Instruction: Show all lines from the listing below that contain "structured".

───── Data provided

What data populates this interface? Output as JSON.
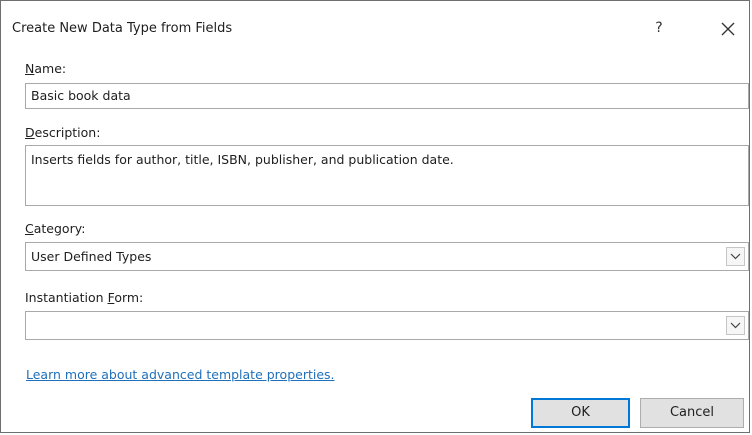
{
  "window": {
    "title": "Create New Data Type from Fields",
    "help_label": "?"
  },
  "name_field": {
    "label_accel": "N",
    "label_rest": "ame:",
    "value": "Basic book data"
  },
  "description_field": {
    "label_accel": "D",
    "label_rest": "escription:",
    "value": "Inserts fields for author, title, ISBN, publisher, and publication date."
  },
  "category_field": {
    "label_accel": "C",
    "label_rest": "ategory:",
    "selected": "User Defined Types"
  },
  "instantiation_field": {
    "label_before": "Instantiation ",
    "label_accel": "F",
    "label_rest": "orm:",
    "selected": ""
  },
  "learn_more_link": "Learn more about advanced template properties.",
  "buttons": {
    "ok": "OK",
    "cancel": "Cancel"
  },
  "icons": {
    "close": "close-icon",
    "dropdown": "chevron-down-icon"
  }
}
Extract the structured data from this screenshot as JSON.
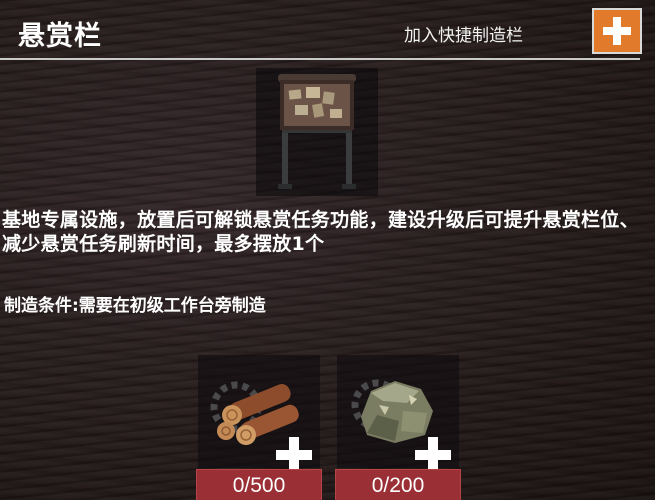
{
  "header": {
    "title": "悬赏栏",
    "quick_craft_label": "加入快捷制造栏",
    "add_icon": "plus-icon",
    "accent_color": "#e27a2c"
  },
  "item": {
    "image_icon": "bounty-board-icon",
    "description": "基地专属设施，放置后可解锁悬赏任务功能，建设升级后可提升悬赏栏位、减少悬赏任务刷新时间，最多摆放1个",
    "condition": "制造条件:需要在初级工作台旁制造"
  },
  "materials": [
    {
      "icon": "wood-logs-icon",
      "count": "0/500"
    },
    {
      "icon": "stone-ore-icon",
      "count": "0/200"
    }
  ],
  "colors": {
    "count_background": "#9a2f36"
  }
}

──────────
───── Data provided

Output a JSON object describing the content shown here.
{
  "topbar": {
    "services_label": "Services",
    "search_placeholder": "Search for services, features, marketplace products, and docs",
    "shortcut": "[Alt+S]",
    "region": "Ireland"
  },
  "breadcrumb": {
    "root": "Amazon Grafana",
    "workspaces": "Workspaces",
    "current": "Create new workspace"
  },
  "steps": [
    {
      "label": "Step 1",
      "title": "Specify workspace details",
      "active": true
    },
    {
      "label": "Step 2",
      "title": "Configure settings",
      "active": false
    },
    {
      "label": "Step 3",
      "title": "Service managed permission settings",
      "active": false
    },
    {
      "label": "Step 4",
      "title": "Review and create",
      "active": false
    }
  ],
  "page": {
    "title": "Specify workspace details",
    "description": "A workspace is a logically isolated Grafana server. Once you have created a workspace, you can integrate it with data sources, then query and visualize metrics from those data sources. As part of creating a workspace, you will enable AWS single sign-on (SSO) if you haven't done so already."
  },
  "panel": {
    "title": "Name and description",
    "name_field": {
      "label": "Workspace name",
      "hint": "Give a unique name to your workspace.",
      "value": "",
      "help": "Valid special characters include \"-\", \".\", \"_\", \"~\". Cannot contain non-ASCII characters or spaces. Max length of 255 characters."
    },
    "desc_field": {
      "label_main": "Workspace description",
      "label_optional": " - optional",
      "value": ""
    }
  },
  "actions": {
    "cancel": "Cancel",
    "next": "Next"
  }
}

──────────
───── Data provided

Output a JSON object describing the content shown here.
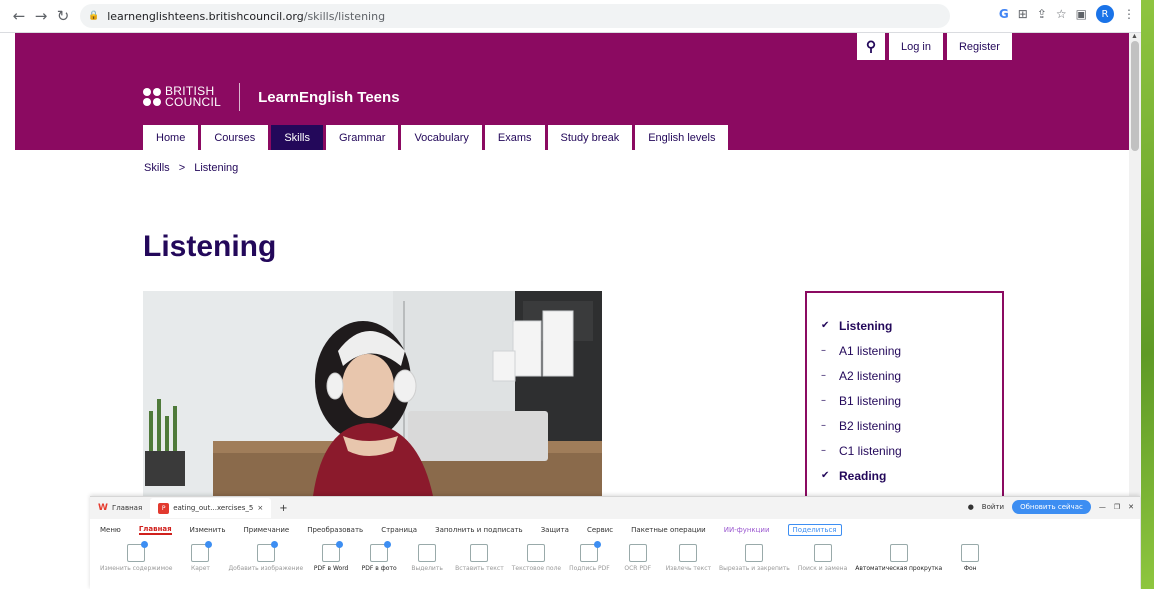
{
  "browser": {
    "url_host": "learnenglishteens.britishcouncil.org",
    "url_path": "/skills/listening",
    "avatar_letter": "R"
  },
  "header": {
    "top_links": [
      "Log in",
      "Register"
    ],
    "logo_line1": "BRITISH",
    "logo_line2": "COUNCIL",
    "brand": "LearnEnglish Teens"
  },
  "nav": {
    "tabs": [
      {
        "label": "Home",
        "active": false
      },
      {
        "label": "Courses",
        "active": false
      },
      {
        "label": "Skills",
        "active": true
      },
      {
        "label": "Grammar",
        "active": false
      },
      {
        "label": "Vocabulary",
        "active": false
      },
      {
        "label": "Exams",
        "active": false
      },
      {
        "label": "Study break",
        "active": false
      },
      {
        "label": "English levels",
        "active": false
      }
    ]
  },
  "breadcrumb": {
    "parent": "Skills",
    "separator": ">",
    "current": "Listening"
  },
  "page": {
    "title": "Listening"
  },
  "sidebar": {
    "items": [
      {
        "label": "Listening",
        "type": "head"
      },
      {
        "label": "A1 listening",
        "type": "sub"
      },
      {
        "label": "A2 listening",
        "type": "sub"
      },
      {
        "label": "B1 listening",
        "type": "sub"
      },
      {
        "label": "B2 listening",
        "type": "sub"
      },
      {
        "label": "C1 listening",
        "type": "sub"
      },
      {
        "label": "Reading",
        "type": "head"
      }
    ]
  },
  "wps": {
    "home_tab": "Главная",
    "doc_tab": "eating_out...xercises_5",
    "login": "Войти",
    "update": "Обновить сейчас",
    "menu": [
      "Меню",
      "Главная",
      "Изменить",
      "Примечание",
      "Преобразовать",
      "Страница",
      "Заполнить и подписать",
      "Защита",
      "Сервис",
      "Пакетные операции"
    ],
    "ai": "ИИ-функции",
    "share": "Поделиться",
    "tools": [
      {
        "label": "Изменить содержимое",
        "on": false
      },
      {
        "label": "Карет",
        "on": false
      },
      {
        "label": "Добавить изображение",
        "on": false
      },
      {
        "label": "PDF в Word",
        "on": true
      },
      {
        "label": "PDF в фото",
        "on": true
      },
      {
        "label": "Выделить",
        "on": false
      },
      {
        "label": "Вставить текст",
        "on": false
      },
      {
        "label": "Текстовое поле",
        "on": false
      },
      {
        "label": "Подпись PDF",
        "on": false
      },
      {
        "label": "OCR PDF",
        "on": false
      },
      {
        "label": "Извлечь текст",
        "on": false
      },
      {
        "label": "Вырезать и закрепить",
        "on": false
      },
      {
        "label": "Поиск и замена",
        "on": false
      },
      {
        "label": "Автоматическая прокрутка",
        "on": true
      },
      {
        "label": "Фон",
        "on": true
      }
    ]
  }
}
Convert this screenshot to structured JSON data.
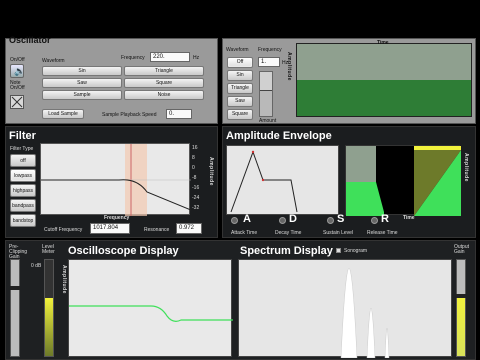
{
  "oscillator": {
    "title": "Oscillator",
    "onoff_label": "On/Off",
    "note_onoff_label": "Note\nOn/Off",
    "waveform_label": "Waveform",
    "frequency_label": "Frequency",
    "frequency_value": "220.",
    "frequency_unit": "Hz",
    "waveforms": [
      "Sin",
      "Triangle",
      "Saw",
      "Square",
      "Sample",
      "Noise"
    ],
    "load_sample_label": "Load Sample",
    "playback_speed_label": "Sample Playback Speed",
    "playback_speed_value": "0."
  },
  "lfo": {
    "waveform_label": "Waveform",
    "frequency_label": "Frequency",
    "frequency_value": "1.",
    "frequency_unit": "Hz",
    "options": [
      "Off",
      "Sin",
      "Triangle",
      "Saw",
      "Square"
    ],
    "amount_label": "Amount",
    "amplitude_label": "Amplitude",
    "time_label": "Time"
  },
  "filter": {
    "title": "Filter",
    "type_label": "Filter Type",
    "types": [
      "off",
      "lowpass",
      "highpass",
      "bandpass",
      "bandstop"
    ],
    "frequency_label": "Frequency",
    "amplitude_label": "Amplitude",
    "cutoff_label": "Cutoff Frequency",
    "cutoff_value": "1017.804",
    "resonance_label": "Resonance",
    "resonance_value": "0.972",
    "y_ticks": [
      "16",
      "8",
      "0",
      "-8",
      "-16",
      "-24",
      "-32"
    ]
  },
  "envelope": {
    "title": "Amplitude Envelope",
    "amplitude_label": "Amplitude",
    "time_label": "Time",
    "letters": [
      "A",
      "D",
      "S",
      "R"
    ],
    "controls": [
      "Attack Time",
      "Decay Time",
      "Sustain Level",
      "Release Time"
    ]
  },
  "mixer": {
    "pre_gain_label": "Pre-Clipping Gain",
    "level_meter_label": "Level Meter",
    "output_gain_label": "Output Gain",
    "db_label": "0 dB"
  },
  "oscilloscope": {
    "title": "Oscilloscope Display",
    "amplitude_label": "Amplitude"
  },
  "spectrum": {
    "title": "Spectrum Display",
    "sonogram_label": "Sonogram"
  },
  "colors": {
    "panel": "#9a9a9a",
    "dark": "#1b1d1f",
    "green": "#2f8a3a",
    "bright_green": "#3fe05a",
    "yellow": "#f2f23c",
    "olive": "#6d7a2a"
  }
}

──────────

Answer to the exercise:
Extract the structured data from this screenshot as JSON.
Convert this screenshot to structured JSON data.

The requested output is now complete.